(Dataset items)
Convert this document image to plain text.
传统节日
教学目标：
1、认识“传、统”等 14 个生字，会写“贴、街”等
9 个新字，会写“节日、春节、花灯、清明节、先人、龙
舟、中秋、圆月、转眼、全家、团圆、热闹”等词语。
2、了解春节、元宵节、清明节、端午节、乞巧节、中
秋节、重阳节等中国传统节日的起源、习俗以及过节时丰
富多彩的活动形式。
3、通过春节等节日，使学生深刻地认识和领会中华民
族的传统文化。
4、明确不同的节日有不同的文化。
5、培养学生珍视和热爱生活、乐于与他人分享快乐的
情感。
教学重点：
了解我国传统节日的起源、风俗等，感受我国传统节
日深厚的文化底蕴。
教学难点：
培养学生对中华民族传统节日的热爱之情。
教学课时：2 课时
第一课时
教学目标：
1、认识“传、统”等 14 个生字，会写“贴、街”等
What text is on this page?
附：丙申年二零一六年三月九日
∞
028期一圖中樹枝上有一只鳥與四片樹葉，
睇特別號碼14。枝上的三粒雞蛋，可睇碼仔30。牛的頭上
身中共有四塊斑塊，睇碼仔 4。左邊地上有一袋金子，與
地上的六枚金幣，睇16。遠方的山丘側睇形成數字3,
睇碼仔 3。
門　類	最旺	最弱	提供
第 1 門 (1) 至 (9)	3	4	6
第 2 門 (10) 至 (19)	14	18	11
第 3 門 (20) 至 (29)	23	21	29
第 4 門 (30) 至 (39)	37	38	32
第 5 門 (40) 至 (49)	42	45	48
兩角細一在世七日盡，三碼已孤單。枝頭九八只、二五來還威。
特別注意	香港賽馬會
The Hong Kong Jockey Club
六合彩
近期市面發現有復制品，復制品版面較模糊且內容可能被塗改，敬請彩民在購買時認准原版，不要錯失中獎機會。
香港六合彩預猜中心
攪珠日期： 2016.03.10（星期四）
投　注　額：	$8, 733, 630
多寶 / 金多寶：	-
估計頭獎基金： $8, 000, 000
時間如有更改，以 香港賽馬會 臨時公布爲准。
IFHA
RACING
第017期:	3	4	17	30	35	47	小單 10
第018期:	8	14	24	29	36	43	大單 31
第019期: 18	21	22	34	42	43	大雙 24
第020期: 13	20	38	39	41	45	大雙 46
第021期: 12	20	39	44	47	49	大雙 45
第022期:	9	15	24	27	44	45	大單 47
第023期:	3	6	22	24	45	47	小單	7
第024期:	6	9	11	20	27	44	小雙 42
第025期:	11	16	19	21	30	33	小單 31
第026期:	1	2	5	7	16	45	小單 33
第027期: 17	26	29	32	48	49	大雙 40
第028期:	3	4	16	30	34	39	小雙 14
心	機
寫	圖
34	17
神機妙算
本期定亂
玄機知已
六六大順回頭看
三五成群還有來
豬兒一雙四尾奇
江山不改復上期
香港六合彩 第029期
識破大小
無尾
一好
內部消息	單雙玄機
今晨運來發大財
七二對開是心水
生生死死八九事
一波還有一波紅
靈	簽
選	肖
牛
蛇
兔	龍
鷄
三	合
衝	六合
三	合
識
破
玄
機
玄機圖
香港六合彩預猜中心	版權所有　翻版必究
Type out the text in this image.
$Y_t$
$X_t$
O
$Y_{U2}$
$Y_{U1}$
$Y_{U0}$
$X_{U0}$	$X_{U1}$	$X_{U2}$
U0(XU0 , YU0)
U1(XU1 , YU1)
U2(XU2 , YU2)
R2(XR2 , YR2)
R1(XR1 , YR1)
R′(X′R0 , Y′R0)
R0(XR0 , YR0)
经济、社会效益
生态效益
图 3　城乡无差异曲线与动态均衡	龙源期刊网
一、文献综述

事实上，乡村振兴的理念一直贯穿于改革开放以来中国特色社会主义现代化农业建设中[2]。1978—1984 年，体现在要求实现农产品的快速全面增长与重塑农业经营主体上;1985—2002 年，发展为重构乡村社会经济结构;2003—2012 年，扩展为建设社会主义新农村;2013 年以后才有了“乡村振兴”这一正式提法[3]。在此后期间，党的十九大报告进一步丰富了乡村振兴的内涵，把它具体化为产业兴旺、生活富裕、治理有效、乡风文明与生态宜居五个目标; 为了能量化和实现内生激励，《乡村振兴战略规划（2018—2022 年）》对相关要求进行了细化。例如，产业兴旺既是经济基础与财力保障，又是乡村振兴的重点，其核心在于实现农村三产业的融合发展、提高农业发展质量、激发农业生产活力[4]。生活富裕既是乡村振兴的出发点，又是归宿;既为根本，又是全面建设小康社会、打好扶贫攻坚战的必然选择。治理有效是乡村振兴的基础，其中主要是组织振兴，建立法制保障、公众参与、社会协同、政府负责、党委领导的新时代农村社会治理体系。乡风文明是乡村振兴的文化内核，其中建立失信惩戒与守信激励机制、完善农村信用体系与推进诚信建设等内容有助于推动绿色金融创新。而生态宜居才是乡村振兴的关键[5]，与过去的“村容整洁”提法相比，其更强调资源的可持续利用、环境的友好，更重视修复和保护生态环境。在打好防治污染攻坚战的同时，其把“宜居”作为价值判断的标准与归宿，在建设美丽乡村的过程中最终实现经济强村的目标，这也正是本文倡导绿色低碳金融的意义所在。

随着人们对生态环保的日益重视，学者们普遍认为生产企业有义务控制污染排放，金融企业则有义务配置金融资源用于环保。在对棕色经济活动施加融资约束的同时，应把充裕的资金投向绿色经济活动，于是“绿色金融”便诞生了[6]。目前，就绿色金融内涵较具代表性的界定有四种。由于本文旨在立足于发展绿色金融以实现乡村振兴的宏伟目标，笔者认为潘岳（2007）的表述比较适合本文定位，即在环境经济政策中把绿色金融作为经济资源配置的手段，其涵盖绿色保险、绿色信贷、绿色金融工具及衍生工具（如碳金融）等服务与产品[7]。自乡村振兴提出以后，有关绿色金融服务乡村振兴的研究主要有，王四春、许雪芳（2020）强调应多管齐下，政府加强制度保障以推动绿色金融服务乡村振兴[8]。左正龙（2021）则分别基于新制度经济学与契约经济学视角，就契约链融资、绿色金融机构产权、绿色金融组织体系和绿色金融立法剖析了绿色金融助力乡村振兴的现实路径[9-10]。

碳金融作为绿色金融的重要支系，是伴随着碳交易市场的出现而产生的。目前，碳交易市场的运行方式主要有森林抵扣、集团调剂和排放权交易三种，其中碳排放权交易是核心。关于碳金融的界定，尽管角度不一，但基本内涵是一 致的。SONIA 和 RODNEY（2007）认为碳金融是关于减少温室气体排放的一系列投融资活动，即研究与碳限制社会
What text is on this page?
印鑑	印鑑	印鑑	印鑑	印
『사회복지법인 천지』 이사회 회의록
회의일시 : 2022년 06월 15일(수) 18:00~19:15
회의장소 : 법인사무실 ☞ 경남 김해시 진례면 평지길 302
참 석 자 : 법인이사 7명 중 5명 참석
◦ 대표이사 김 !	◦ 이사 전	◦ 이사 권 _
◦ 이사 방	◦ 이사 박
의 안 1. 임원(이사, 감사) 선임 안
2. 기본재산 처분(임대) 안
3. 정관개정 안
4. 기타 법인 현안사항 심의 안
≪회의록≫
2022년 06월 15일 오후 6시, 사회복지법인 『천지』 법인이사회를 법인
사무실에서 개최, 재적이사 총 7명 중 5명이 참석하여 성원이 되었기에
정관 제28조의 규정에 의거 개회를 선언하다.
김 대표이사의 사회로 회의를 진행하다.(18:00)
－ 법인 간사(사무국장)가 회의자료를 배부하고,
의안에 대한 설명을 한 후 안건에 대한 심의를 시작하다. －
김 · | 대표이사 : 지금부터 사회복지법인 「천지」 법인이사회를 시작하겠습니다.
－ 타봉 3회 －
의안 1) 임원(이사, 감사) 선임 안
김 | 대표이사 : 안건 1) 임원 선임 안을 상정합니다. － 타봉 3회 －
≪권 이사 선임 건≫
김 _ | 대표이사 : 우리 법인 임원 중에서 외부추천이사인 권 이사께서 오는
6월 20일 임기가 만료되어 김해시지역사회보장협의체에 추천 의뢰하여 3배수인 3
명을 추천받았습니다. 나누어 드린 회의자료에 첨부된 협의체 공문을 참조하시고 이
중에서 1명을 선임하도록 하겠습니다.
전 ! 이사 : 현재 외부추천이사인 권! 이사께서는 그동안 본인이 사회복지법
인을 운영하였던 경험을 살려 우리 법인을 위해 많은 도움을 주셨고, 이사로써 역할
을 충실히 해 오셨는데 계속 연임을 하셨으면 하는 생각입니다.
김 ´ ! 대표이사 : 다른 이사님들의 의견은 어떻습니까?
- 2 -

# [Task prompt]
Find all lines holding the string "외부추천이사인" and copy them.

# [Written reply]
김 _ | 대표이사 : 우리 법인 임원 중에서 외부추천이사인 권 이사께서 오는
전 ! 이사 : 현재 외부추천이사인 권! 이사께서는 그동안 본인이 사회복지법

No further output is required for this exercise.